• [Exercise] Leave out the pictures and repeat the rest of the material exactly.

• [Data provided]
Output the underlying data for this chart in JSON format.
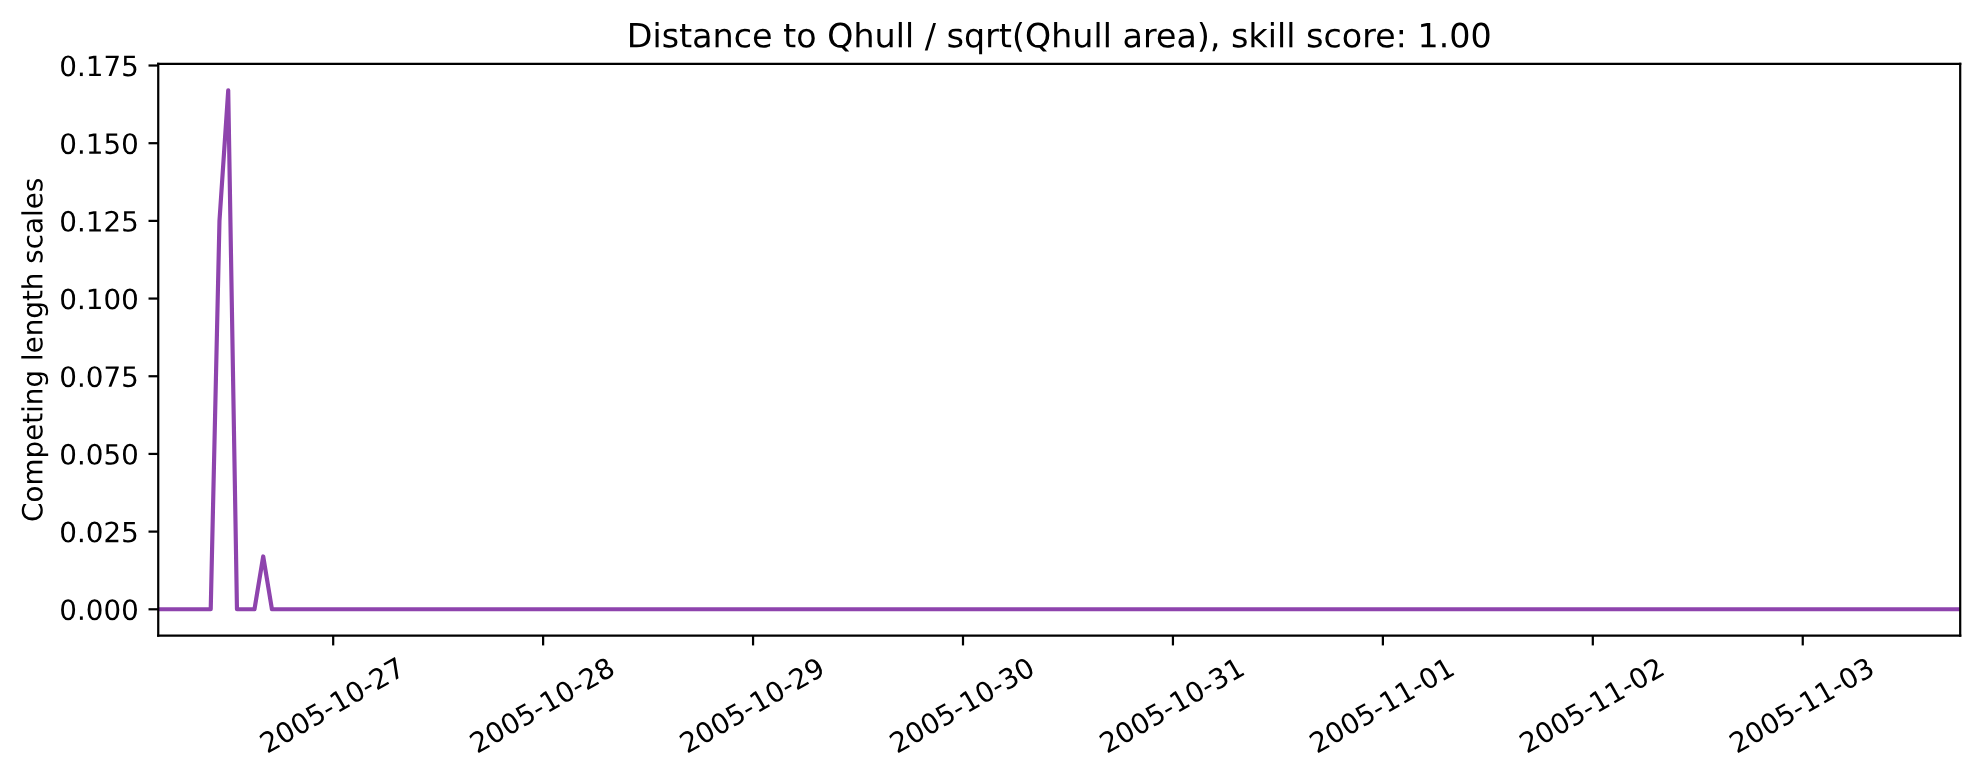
{
  "chart_data": {
    "type": "line",
    "title": "Distance to Qhull / sqrt(Qhull area), skill score: 1.00",
    "ylabel": "Competing length scales",
    "x": [
      "2005-10-26T04:00",
      "2005-10-26T10:00",
      "2005-10-26T11:00",
      "2005-10-26T12:00",
      "2005-10-26T13:00",
      "2005-10-26T15:00",
      "2005-10-26T16:00",
      "2005-10-26T17:00",
      "2005-11-03T18:00"
    ],
    "series": [
      {
        "color": "#8e44ad",
        "values": [
          0,
          0,
          0.125,
          0.167,
          0,
          0,
          0.017,
          0,
          0
        ]
      }
    ],
    "xlim": [
      "2005-10-26T04:00",
      "2005-11-03T18:00"
    ],
    "xticks": [
      "2005-10-27",
      "2005-10-28",
      "2005-10-29",
      "2005-10-30",
      "2005-10-31",
      "2005-11-01",
      "2005-11-02",
      "2005-11-03"
    ],
    "ylim": [
      -0.0085,
      0.1755
    ],
    "yticks": [
      {
        "value": 0,
        "label": "0.000"
      },
      {
        "value": 0.025,
        "label": "0.025"
      },
      {
        "value": 0.05,
        "label": "0.050"
      },
      {
        "value": 0.075,
        "label": "0.075"
      },
      {
        "value": 0.1,
        "label": "0.100"
      },
      {
        "value": 0.125,
        "label": "0.125"
      },
      {
        "value": 0.15,
        "label": "0.150"
      },
      {
        "value": 0.175,
        "label": "0.175"
      }
    ],
    "grid": false,
    "legend": false,
    "marker": "none",
    "line_style": "solid"
  }
}
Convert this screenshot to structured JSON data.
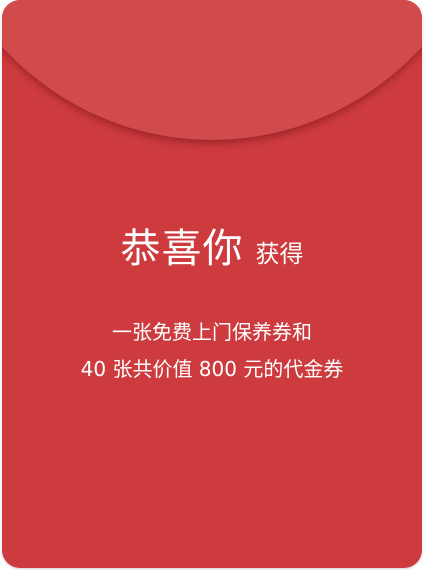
{
  "envelope": {
    "title": "恭喜你",
    "subtitle": "获得",
    "description_line1": "一张免费上门保养券和",
    "description_line2": "40 张共价值 800 元的代金券"
  },
  "colors": {
    "envelope_red": "#cd3b3e",
    "flap_red": "#d14a4c",
    "text": "#ffffff"
  }
}
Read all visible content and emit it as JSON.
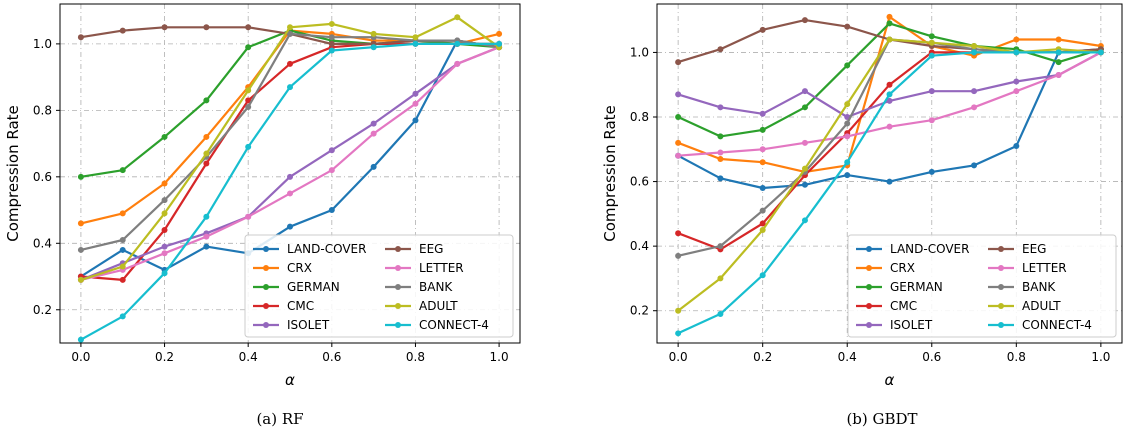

• [Output for this task]
Output the underlying data for this chart in JSON format.
{
  "chart_data": {
    "type": "line",
    "title": "Distance to Qhull / sqrt(Qhull area), skill score: 1.00",
    "ylabel": "Competing length scales",
    "x": [
      "2005-10-26T04:00",
      "2005-10-26T10:00",
      "2005-10-26T11:00",
      "2005-10-26T12:00",
      "2005-10-26T13:00",
      "2005-10-26T15:00",
      "2005-10-26T16:00",
      "2005-10-26T17:00",
      "2005-11-03T18:00"
    ],
    "series": [
      {
        "color": "#8e44ad",
        "values": [
          0,
          0,
          0.125,
          0.167,
          0,
          0,
          0.017,
          0,
          0
        ]
      }
    ],
    "xlim": [
      "2005-10-26T04:00",
      "2005-11-03T18:00"
    ],
    "xticks": [
      "2005-10-27",
      "2005-10-28",
      "2005-10-29",
      "2005-10-30",
      "2005-10-31",
      "2005-11-01",
      "2005-11-02",
      "2005-11-03"
    ],
    "ylim": [
      -0.0085,
      0.1755
    ],
    "yticks": [
      {
        "value": 0,
        "label": "0.000"
      },
      {
        "value": 0.025,
        "label": "0.025"
      },
      {
        "value": 0.05,
        "label": "0.050"
      },
      {
        "value": 0.075,
        "label": "0.075"
      },
      {
        "value": 0.1,
        "label": "0.100"
      },
      {
        "value": 0.125,
        "label": "0.125"
      },
      {
        "value": 0.15,
        "label": "0.150"
      },
      {
        "value": 0.175,
        "label": "0.175"
      }
    ],
    "grid": false,
    "legend": false,
    "marker": "none",
    "line_style": "solid"
  }
}
Convert this screenshot to structured JSON data.
{
  "envelope": {
    "title": "恭喜你",
    "subtitle": "获得",
    "description_line1": "一张免费上门保养券和",
    "description_line2": "40 张共价值 800 元的代金券"
  },
  "colors": {
    "envelope_red": "#cd3b3e",
    "flap_red": "#d14a4c",
    "text": "#ffffff"
  }
}
Read all visible content and emit it as JSON.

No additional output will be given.